Task statement
Every line that contains the word "minutes" should be copied.

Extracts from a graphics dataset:
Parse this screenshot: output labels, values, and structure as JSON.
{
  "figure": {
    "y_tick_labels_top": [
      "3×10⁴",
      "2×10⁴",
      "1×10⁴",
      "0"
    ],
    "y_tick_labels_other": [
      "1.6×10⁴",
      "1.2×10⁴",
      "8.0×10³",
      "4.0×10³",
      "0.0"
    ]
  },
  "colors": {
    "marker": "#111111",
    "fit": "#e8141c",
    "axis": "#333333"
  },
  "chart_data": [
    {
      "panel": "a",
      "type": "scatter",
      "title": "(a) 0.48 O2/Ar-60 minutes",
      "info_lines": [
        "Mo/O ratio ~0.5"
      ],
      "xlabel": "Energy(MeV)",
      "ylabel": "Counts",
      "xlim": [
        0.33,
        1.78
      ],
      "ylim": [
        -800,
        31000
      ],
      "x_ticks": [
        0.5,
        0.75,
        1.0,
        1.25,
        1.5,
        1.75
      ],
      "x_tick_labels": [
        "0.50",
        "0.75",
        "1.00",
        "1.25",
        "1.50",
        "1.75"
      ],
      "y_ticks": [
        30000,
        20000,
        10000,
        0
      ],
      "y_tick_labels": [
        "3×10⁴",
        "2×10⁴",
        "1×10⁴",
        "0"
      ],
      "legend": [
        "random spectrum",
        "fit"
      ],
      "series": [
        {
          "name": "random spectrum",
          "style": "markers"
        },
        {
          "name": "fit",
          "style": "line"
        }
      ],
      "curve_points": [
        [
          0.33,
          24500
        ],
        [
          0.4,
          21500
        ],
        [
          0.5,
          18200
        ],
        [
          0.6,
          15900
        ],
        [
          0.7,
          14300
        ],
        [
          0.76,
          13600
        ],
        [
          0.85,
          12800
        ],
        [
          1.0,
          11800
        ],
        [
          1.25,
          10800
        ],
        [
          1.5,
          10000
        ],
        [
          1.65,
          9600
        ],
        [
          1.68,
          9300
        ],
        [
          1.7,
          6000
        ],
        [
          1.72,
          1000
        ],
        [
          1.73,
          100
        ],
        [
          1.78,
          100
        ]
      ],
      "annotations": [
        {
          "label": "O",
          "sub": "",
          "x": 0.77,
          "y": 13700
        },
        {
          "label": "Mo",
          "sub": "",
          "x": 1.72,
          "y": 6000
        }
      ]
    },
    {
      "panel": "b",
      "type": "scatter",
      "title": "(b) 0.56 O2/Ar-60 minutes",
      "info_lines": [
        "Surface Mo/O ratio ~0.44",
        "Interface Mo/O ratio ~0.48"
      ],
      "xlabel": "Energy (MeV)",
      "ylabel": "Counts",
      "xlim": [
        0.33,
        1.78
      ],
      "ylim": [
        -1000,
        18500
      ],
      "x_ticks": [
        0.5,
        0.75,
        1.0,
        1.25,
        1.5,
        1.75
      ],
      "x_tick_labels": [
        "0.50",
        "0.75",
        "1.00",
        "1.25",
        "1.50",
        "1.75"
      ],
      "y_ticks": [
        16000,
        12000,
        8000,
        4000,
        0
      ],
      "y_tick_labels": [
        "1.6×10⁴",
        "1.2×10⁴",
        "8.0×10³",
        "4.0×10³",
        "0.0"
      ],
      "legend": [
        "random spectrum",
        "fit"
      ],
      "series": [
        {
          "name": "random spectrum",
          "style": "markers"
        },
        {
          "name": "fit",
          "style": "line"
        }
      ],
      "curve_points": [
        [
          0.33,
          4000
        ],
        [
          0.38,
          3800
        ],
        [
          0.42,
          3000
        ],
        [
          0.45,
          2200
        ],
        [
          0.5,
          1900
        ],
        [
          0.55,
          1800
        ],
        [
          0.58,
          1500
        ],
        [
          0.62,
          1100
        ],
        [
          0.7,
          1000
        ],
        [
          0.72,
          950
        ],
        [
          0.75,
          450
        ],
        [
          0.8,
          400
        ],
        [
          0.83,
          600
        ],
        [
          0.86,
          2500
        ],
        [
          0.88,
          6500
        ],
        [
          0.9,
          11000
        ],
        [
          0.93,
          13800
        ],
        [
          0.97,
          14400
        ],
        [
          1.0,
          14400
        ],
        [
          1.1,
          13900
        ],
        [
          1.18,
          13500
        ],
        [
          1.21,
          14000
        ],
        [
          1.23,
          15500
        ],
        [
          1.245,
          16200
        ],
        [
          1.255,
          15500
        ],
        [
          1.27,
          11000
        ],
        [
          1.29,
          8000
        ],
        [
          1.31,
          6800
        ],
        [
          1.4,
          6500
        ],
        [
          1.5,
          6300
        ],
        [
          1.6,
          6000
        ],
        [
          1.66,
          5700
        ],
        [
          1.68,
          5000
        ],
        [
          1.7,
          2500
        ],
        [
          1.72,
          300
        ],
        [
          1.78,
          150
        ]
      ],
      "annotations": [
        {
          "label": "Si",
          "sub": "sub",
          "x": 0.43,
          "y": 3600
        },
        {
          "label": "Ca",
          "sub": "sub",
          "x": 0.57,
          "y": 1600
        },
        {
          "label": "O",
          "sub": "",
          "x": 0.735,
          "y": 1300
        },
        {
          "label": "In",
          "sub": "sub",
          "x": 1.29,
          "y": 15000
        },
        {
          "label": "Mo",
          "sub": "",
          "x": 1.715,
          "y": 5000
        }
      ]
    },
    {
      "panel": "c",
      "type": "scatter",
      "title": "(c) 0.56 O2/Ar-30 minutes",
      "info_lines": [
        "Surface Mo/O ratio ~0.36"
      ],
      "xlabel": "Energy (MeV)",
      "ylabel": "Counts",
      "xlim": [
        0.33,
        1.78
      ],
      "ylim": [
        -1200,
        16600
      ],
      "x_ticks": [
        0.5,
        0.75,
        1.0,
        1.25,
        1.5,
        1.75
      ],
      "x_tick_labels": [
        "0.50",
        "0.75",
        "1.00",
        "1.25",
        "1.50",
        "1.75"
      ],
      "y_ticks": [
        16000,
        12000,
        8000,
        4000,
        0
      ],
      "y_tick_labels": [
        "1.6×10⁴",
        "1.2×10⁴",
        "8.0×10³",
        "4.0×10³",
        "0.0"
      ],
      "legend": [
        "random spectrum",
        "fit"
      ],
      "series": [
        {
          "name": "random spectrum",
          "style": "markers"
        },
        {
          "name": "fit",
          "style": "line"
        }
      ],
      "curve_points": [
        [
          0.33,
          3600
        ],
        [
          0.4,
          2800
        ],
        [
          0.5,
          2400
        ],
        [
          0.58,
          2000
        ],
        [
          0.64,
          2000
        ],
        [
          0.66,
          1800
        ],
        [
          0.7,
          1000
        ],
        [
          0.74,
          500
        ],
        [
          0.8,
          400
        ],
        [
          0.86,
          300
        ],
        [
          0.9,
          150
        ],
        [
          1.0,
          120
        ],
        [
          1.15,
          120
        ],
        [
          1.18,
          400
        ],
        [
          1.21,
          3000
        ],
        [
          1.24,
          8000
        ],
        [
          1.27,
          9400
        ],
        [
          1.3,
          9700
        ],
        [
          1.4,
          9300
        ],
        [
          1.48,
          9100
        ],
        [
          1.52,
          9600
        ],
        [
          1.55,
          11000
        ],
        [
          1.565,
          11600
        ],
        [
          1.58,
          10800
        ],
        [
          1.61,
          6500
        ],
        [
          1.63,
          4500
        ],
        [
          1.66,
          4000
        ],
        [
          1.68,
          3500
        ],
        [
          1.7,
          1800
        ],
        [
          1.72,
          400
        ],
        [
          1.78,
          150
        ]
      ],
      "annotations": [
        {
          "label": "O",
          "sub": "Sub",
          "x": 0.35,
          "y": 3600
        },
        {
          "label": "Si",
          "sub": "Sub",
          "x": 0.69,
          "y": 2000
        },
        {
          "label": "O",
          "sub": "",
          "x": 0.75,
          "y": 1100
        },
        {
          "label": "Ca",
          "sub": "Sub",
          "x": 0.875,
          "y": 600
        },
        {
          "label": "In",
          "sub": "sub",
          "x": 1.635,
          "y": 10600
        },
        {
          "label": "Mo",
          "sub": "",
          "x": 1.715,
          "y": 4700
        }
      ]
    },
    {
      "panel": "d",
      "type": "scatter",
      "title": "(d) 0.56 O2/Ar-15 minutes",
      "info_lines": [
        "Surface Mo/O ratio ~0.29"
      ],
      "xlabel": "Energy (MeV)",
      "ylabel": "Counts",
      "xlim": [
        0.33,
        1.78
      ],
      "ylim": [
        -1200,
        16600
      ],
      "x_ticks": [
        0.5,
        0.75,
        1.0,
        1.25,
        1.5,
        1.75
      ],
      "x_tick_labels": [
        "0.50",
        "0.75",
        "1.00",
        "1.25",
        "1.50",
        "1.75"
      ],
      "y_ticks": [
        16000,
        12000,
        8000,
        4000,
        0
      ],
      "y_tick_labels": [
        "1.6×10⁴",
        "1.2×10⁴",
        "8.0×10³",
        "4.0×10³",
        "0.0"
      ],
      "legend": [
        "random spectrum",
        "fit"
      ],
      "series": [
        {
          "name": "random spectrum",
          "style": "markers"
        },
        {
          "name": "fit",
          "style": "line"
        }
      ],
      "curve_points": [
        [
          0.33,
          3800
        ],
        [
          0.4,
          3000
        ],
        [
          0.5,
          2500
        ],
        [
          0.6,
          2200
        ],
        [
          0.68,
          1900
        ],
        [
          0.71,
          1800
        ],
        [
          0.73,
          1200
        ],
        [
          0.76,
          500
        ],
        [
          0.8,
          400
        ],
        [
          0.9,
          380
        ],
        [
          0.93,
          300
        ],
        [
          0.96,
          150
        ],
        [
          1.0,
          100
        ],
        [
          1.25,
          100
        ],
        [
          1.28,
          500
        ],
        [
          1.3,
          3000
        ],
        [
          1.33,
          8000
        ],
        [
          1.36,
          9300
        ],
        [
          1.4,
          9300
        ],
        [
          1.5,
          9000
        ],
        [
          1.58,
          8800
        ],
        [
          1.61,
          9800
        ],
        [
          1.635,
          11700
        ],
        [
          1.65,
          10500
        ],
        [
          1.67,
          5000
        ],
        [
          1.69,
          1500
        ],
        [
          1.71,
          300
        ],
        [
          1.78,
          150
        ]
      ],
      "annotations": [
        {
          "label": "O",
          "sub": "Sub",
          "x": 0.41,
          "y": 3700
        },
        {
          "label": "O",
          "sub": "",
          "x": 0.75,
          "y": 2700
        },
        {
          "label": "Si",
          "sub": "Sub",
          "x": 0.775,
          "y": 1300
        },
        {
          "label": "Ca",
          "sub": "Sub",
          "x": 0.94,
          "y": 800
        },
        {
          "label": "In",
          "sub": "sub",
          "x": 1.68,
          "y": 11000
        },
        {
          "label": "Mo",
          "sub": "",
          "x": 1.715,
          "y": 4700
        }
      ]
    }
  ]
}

Task output
      "title": "(a) 0.48 O2/Ar-60 minutes",
      "title": "(b) 0.56 O2/Ar-60 minutes",
      "title": "(c) 0.56 O2/Ar-30 minutes",
      "title": "(d) 0.56 O2/Ar-15 minutes",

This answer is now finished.